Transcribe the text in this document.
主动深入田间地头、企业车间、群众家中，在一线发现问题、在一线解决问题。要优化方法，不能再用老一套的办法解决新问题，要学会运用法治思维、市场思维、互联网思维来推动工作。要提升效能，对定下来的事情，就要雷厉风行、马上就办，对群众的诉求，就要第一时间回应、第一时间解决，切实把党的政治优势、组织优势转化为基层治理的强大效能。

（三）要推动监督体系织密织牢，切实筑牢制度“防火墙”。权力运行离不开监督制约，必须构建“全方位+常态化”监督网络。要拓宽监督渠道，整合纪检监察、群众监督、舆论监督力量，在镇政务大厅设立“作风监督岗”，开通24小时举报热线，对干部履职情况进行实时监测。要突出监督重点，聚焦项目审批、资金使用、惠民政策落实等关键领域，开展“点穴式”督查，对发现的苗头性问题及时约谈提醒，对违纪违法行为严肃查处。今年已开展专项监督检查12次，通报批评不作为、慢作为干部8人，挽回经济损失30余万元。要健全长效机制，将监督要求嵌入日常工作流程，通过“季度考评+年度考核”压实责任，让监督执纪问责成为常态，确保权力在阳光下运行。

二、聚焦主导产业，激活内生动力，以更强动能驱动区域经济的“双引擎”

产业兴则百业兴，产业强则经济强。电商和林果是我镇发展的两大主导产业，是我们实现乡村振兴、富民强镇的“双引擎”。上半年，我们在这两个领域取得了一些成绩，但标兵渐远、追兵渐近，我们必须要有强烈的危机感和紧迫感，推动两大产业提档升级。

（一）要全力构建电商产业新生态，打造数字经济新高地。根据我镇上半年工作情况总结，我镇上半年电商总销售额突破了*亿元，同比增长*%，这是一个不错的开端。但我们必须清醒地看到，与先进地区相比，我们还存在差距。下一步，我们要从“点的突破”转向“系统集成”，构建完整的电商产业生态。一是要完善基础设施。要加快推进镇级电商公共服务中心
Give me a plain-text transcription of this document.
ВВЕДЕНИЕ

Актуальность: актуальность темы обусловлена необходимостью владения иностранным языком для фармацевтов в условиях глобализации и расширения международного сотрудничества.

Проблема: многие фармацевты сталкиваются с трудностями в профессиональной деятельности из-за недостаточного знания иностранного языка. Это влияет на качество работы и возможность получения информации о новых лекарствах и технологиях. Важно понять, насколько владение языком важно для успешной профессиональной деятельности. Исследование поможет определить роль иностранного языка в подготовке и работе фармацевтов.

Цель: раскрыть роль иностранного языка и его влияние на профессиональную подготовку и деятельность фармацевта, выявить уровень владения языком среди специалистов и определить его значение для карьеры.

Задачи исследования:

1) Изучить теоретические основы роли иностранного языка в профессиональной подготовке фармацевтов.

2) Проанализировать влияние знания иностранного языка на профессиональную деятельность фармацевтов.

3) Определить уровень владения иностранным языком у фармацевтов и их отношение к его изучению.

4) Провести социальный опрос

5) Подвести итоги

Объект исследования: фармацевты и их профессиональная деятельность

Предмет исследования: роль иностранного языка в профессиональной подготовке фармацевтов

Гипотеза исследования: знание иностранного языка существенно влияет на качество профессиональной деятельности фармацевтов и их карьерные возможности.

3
=======
Short exercise:
Restate every record exactly, leaving nothing out.

Output:
Transcribe the text in this document.
主动深入田间地头、企业车间、群众家中，在一线发现问题、在一线解决问题。要优化方法，不能再用老一套的办法解决新问题，要学会运用法治思维、市场思维、互联网思维来推动工作。要提升效能，对定下来的事情，就要雷厉风行、马上就办，对群众的诉求，就要第一时间回应、第一时间解决，切实把党的政治优势、组织优势转化为基层治理的强大效能。

（三）要推动监督体系织密织牢，切实筑牢制度“防火墙”。权力运行离不开监督制约，必须构建“全方位+常态化”监督网络。要拓宽监督渠道，整合纪检监察、群众监督、舆论监督力量，在镇政务大厅设立“作风监督岗”，开通24小时举报热线，对干部履职情况进行实时监测。要突出监督重点，聚焦项目审批、资金使用、惠民政策落实等关键领域，开展“点穴式”督查，对发现的苗头性问题及时约谈提醒，对违纪违法行为严肃查处。今年已开展专项监督检查12次，通报批评不作为、慢作为干部8人，挽回经济损失30余万元。要健全长效机制，将监督要求嵌入日常工作流程，通过“季度考评+年度考核”压实责任，让监督执纪问责成为常态，确保权力在阳光下运行。

二、聚焦主导产业，激活内生动力，以更强动能驱动区域经济的“双引擎”

产业兴则百业兴，产业强则经济强。电商和林果是我镇发展的两大主导产业，是我们实现乡村振兴、富民强镇的“双引擎”。上半年，我们在这两个领域取得了一些成绩，但标兵渐远、追兵渐近，我们必须要有强烈的危机感和紧迫感，推动两大产业提档升级。

（一）要全力构建电商产业新生态，打造数字经济新高地。根据我镇上半年工作情况总结，我镇上半年电商总销售额突破了*亿元，同比增长*%，这是一个不错的开端。但我们必须清醒地看到，与先进地区相比，我们还存在差距。下一步，我们要从“点的突破”转向“系统集成”，构建完整的电商产业生态。一是要完善基础设施。要加快推进镇级电商公共服务中心
Give me a plain-text transcription of this document.
ВВЕДЕНИЕ

Актуальность: актуальность темы обусловлена необходимостью владения иностранным языком для фармацевтов в условиях глобализации и расширения международного сотрудничества.

Проблема: многие фармацевты сталкиваются с трудностями в профессиональной деятельности из-за недостаточного знания иностранного языка. Это влияет на качество работы и возможность получения информации о новых лекарствах и технологиях. Важно понять, насколько владение языком важно для успешной профессиональной деятельности. Исследование поможет определить роль иностранного языка в подготовке и работе фармацевтов.

Цель: раскрыть роль иностранного языка и его влияние на профессиональную подготовку и деятельность фармацевта, выявить уровень владения языком среди специалистов и определить его значение для карьеры.

Задачи исследования:

1) Изучить теоретические основы роли иностранного языка в профессиональной подготовке фармацевтов.

2) Проанализировать влияние знания иностранного языка на профессиональную деятельность фармацевтов.

3) Определить уровень владения иностранным языком у фармацевтов и их отношение к его изучению.

4) Провести социальный опрос

5) Подвести итоги

Объект исследования: фармацевты и их профессиональная деятельность

Предмет исследования: роль иностранного языка в профессиональной подготовке фармацевтов

Гипотеза исследования: знание иностранного языка существенно влияет на качество профессиональной деятельности фармацевтов и их карьерные возможности.

3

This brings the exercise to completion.